WORK INSTRUCTIONS: Extract every entry word for word.

START SUPPLIED INFORMATION

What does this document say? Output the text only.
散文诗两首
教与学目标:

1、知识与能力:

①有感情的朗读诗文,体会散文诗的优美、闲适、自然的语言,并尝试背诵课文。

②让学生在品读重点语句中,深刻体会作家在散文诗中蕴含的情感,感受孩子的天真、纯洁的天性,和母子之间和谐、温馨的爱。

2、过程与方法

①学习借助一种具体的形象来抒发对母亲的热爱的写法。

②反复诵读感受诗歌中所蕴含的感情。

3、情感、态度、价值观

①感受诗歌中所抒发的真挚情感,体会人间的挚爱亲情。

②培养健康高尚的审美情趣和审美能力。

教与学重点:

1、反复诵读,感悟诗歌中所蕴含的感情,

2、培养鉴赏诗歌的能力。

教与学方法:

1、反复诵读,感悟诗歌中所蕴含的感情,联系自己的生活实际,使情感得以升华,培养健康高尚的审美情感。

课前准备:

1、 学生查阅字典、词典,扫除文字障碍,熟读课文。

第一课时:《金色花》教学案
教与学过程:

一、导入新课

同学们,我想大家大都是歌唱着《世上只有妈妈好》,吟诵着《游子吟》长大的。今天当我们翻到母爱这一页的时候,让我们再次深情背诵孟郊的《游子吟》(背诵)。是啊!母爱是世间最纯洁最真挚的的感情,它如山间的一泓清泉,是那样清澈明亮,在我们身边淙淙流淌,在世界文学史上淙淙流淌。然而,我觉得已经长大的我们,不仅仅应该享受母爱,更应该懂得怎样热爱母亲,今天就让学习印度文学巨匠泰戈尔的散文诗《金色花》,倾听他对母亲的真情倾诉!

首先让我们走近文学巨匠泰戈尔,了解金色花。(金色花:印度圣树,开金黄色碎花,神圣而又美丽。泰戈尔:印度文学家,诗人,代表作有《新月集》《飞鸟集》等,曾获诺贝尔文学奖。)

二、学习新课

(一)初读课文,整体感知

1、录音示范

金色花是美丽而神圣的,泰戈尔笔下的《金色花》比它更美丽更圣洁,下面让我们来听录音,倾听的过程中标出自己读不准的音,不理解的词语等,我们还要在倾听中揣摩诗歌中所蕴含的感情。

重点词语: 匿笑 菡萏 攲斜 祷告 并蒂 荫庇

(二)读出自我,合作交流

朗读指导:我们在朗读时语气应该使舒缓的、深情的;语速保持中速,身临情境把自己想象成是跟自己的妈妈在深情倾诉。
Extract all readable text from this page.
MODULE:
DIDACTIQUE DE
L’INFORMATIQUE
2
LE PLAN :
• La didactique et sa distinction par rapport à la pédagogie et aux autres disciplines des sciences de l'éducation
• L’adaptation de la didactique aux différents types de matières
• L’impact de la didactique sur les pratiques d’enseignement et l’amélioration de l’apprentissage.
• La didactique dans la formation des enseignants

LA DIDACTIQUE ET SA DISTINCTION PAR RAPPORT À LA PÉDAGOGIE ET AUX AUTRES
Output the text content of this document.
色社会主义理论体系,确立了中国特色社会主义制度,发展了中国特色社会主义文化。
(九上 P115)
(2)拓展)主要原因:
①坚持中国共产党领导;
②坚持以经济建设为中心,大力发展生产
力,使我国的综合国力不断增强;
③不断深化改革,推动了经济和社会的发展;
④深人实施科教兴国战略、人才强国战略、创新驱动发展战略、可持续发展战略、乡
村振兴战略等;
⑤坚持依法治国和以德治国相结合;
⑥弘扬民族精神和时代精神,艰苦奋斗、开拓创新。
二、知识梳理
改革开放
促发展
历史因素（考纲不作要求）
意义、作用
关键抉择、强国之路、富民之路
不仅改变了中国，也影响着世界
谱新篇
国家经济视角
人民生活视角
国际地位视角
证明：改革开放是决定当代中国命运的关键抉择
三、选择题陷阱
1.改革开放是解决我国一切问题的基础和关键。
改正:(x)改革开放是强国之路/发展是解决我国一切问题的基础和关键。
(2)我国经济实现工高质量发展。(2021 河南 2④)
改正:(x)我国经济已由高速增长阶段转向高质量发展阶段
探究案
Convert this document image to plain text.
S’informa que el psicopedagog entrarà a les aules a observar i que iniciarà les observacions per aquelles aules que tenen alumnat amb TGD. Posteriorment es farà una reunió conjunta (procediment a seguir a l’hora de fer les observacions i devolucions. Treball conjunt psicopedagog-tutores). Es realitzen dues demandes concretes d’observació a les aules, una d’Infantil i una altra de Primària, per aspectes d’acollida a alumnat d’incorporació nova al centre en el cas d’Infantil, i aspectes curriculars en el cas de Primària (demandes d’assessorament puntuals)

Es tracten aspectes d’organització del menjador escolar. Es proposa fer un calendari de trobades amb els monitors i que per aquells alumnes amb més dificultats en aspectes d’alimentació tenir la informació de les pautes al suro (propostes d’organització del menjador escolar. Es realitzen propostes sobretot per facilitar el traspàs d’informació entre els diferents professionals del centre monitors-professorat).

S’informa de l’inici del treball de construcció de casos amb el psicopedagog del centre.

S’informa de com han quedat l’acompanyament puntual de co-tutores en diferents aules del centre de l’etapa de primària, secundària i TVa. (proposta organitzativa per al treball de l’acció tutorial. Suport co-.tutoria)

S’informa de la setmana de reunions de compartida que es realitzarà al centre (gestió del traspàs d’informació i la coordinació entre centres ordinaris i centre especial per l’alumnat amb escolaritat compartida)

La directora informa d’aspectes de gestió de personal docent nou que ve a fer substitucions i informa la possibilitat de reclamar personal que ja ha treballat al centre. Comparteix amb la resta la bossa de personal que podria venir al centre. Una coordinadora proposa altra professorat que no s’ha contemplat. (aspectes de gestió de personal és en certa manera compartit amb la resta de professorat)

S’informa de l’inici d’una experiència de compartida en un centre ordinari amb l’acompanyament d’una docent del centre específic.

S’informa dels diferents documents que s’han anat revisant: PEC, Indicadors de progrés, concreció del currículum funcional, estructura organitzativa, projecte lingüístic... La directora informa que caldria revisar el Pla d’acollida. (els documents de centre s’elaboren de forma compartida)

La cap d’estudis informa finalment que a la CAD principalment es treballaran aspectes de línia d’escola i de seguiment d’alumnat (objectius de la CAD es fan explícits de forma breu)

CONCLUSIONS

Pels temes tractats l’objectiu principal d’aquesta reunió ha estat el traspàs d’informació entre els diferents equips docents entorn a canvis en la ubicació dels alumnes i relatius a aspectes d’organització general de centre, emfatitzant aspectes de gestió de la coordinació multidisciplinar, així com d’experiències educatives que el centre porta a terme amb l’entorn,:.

END SUPPLIED INFORMATION

THE RESULT:
What does this document say? Output the text only.
散文诗两首
教与学目标:

1、知识与能力:

①有感情的朗读诗文,体会散文诗的优美、闲适、自然的语言,并尝试背诵课文。

②让学生在品读重点语句中,深刻体会作家在散文诗中蕴含的情感,感受孩子的天真、纯洁的天性,和母子之间和谐、温馨的爱。

2、过程与方法

①学习借助一种具体的形象来抒发对母亲的热爱的写法。

②反复诵读感受诗歌中所蕴含的感情。

3、情感、态度、价值观

①感受诗歌中所抒发的真挚情感,体会人间的挚爱亲情。

②培养健康高尚的审美情趣和审美能力。

教与学重点:

1、反复诵读,感悟诗歌中所蕴含的感情,

2、培养鉴赏诗歌的能力。

教与学方法:

1、反复诵读,感悟诗歌中所蕴含的感情,联系自己的生活实际,使情感得以升华,培养健康高尚的审美情感。

课前准备:

1、 学生查阅字典、词典,扫除文字障碍,熟读课文。

第一课时:《金色花》教学案
教与学过程:

一、导入新课

同学们,我想大家大都是歌唱着《世上只有妈妈好》,吟诵着《游子吟》长大的。今天当我们翻到母爱这一页的时候,让我们再次深情背诵孟郊的《游子吟》(背诵)。是啊!母爱是世间最纯洁最真挚的的感情,它如山间的一泓清泉,是那样清澈明亮,在我们身边淙淙流淌,在世界文学史上淙淙流淌。然而,我觉得已经长大的我们,不仅仅应该享受母爱,更应该懂得怎样热爱母亲,今天就让学习印度文学巨匠泰戈尔的散文诗《金色花》,倾听他对母亲的真情倾诉!

首先让我们走近文学巨匠泰戈尔,了解金色花。(金色花:印度圣树,开金黄色碎花,神圣而又美丽。泰戈尔:印度文学家,诗人,代表作有《新月集》《飞鸟集》等,曾获诺贝尔文学奖。)

二、学习新课

(一)初读课文,整体感知

1、录音示范

金色花是美丽而神圣的,泰戈尔笔下的《金色花》比它更美丽更圣洁,下面让我们来听录音,倾听的过程中标出自己读不准的音,不理解的词语等,我们还要在倾听中揣摩诗歌中所蕴含的感情。

重点词语: 匿笑 菡萏 攲斜 祷告 并蒂 荫庇

(二)读出自我,合作交流

朗读指导:我们在朗读时语气应该使舒缓的、深情的;语速保持中速,身临情境把自己想象成是跟自己的妈妈在深情倾诉。
Extract all readable text from this page.
MODULE:
DIDACTIQUE DE
L’INFORMATIQUE
2
LE PLAN :
• La didactique et sa distinction par rapport à la pédagogie et aux autres disciplines des sciences de l'éducation
• L’adaptation de la didactique aux différents types de matières
• L’impact de la didactique sur les pratiques d’enseignement et l’amélioration de l’apprentissage.
• La didactique dans la formation des enseignants

LA DIDACTIQUE ET SA DISTINCTION PAR RAPPORT À LA PÉDAGOGIE ET AUX AUTRES
Output the text content of this document.
色社会主义理论体系,确立了中国特色社会主义制度,发展了中国特色社会主义文化。
(九上 P115)
(2)拓展)主要原因:
①坚持中国共产党领导;
②坚持以经济建设为中心,大力发展生产
力,使我国的综合国力不断增强;
③不断深化改革,推动了经济和社会的发展;
④深人实施科教兴国战略、人才强国战略、创新驱动发展战略、可持续发展战略、乡
村振兴战略等;
⑤坚持依法治国和以德治国相结合;
⑥弘扬民族精神和时代精神,艰苦奋斗、开拓创新。
二、知识梳理
改革开放
促发展
历史因素（考纲不作要求）
意义、作用
关键抉择、强国之路、富民之路
不仅改变了中国，也影响着世界
谱新篇
国家经济视角
人民生活视角
国际地位视角
证明：改革开放是决定当代中国命运的关键抉择
三、选择题陷阱
1.改革开放是解决我国一切问题的基础和关键。
改正:(x)改革开放是强国之路/发展是解决我国一切问题的基础和关键。
(2)我国经济实现工高质量发展。(2021 河南 2④)
改正:(x)我国经济已由高速增长阶段转向高质量发展阶段
探究案
Convert this document image to plain text.
S’informa que el psicopedagog entrarà a les aules a observar i que iniciarà les observacions per aquelles aules que tenen alumnat amb TGD. Posteriorment es farà una reunió conjunta (procediment a seguir a l’hora de fer les observacions i devolucions. Treball conjunt psicopedagog-tutores). Es realitzen dues demandes concretes d’observació a les aules, una d’Infantil i una altra de Primària, per aspectes d’acollida a alumnat d’incorporació nova al centre en el cas d’Infantil, i aspectes curriculars en el cas de Primària (demandes d’assessorament puntuals)

Es tracten aspectes d’organització del menjador escolar. Es proposa fer un calendari de trobades amb els monitors i que per aquells alumnes amb més dificultats en aspectes d’alimentació tenir la informació de les pautes al suro (propostes d’organització del menjador escolar. Es realitzen propostes sobretot per facilitar el traspàs d’informació entre els diferents professionals del centre monitors-professorat).

S’informa de l’inici del treball de construcció de casos amb el psicopedagog del centre.

S’informa de com han quedat l’acompanyament puntual de co-tutores en diferents aules del centre de l’etapa de primària, secundària i TVa. (proposta organitzativa per al treball de l’acció tutorial. Suport co-.tutoria)

S’informa de la setmana de reunions de compartida que es realitzarà al centre (gestió del traspàs d’informació i la coordinació entre centres ordinaris i centre especial per l’alumnat amb escolaritat compartida)

La directora informa d’aspectes de gestió de personal docent nou que ve a fer substitucions i informa la possibilitat de reclamar personal que ja ha treballat al centre. Comparteix amb la resta la bossa de personal que podria venir al centre. Una coordinadora proposa altra professorat que no s’ha contemplat. (aspectes de gestió de personal és en certa manera compartit amb la resta de professorat)

S’informa de l’inici d’una experiència de compartida en un centre ordinari amb l’acompanyament d’una docent del centre específic.

S’informa dels diferents documents que s’han anat revisant: PEC, Indicadors de progrés, concreció del currículum funcional, estructura organitzativa, projecte lingüístic... La directora informa que caldria revisar el Pla d’acollida. (els documents de centre s’elaboren de forma compartida)

La cap d’estudis informa finalment que a la CAD principalment es treballaran aspectes de línia d’escola i de seguiment d’alumnat (objectius de la CAD es fan explícits de forma breu)

CONCLUSIONS

Pels temes tractats l’objectiu principal d’aquesta reunió ha estat el traspàs d’informació entre els diferents equips docents entorn a canvis en la ubicació dels alumnes i relatius a aspectes d’organització general de centre, emfatitzant aspectes de gestió de la coordinació multidisciplinar, així com d’experiències educatives que el centre porta a terme amb l’entorn,:.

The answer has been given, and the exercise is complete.